> **GOAL**:
Repeat the material below exactly, line for line.

— BEGIN RECORDS TO PROCESS —

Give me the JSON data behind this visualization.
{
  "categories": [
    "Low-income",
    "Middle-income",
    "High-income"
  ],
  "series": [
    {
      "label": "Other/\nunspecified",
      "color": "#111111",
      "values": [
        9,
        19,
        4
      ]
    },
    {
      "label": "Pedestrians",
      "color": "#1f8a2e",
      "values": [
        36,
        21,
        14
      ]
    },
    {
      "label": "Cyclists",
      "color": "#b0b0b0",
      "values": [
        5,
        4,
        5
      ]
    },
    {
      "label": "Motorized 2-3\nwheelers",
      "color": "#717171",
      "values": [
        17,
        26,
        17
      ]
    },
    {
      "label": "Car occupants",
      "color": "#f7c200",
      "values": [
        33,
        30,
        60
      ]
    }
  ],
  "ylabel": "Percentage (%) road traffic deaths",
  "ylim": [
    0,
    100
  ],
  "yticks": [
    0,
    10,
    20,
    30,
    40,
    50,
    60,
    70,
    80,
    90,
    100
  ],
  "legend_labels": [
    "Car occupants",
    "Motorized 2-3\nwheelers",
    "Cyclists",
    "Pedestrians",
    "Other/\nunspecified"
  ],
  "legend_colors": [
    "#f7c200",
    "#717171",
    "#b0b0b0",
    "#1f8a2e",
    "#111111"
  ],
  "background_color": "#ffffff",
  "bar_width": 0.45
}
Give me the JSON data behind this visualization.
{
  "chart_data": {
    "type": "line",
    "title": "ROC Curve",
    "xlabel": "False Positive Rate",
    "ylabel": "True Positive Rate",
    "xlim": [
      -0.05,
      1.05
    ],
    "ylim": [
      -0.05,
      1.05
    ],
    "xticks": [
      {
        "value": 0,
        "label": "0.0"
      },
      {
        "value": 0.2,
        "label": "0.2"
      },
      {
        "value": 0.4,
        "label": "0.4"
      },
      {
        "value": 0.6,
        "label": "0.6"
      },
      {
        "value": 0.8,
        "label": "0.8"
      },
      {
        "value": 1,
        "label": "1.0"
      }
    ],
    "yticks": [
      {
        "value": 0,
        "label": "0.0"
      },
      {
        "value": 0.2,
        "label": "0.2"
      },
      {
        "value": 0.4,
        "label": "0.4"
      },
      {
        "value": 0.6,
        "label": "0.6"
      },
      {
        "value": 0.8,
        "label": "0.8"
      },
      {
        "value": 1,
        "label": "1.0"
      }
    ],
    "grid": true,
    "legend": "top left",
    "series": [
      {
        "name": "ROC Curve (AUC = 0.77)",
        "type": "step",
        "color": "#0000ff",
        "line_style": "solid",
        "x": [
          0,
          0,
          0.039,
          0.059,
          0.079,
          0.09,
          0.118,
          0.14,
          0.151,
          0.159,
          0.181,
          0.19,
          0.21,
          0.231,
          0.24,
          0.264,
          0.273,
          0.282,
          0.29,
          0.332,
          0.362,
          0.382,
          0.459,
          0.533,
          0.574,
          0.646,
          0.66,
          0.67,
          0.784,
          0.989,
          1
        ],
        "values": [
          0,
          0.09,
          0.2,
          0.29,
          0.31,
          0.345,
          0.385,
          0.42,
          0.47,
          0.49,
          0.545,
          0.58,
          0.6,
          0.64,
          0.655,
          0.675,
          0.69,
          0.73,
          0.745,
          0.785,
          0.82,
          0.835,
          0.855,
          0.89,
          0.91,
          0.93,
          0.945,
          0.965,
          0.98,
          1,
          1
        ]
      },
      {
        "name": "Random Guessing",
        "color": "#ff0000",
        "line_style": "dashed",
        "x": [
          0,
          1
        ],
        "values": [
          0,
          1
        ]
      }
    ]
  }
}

— END RECORDS TO PROCESS —

> **EXPECTED OUTPUT**:
Give me the JSON data behind this visualization.
{
  "categories": [
    "Low-income",
    "Middle-income",
    "High-income"
  ],
  "series": [
    {
      "label": "Other/\nunspecified",
      "color": "#111111",
      "values": [
        9,
        19,
        4
      ]
    },
    {
      "label": "Pedestrians",
      "color": "#1f8a2e",
      "values": [
        36,
        21,
        14
      ]
    },
    {
      "label": "Cyclists",
      "color": "#b0b0b0",
      "values": [
        5,
        4,
        5
      ]
    },
    {
      "label": "Motorized 2-3\nwheelers",
      "color": "#717171",
      "values": [
        17,
        26,
        17
      ]
    },
    {
      "label": "Car occupants",
      "color": "#f7c200",
      "values": [
        33,
        30,
        60
      ]
    }
  ],
  "ylabel": "Percentage (%) road traffic deaths",
  "ylim": [
    0,
    100
  ],
  "yticks": [
    0,
    10,
    20,
    30,
    40,
    50,
    60,
    70,
    80,
    90,
    100
  ],
  "legend_labels": [
    "Car occupants",
    "Motorized 2-3\nwheelers",
    "Cyclists",
    "Pedestrians",
    "Other/\nunspecified"
  ],
  "legend_colors": [
    "#f7c200",
    "#717171",
    "#b0b0b0",
    "#1f8a2e",
    "#111111"
  ],
  "background_color": "#ffffff",
  "bar_width": 0.45
}
Give me the JSON data behind this visualization.
{
  "chart_data": {
    "type": "line",
    "title": "ROC Curve",
    "xlabel": "False Positive Rate",
    "ylabel": "True Positive Rate",
    "xlim": [
      -0.05,
      1.05
    ],
    "ylim": [
      -0.05,
      1.05
    ],
    "xticks": [
      {
        "value": 0,
        "label": "0.0"
      },
      {
        "value": 0.2,
        "label": "0.2"
      },
      {
        "value": 0.4,
        "label": "0.4"
      },
      {
        "value": 0.6,
        "label": "0.6"
      },
      {
        "value": 0.8,
        "label": "0.8"
      },
      {
        "value": 1,
        "label": "1.0"
      }
    ],
    "yticks": [
      {
        "value": 0,
        "label": "0.0"
      },
      {
        "value": 0.2,
        "label": "0.2"
      },
      {
        "value": 0.4,
        "label": "0.4"
      },
      {
        "value": 0.6,
        "label": "0.6"
      },
      {
        "value": 0.8,
        "label": "0.8"
      },
      {
        "value": 1,
        "label": "1.0"
      }
    ],
    "grid": true,
    "legend": "top left",
    "series": [
      {
        "name": "ROC Curve (AUC = 0.77)",
        "type": "step",
        "color": "#0000ff",
        "line_style": "solid",
        "x": [
          0,
          0,
          0.039,
          0.059,
          0.079,
          0.09,
          0.118,
          0.14,
          0.151,
          0.159,
          0.181,
          0.19,
          0.21,
          0.231,
          0.24,
          0.264,
          0.273,
          0.282,
          0.29,
          0.332,
          0.362,
          0.382,
          0.459,
          0.533,
          0.574,
          0.646,
          0.66,
          0.67,
          0.784,
          0.989,
          1
        ],
        "values": [
          0,
          0.09,
          0.2,
          0.29,
          0.31,
          0.345,
          0.385,
          0.42,
          0.47,
          0.49,
          0.545,
          0.58,
          0.6,
          0.64,
          0.655,
          0.675,
          0.69,
          0.73,
          0.745,
          0.785,
          0.82,
          0.835,
          0.855,
          0.89,
          0.91,
          0.93,
          0.945,
          0.965,
          0.98,
          1,
          1
        ]
      },
      {
        "name": "Random Guessing",
        "color": "#ff0000",
        "line_style": "dashed",
        "x": [
          0,
          1
        ],
        "values": [
          0,
          1
        ]
      }
    ]
  }
}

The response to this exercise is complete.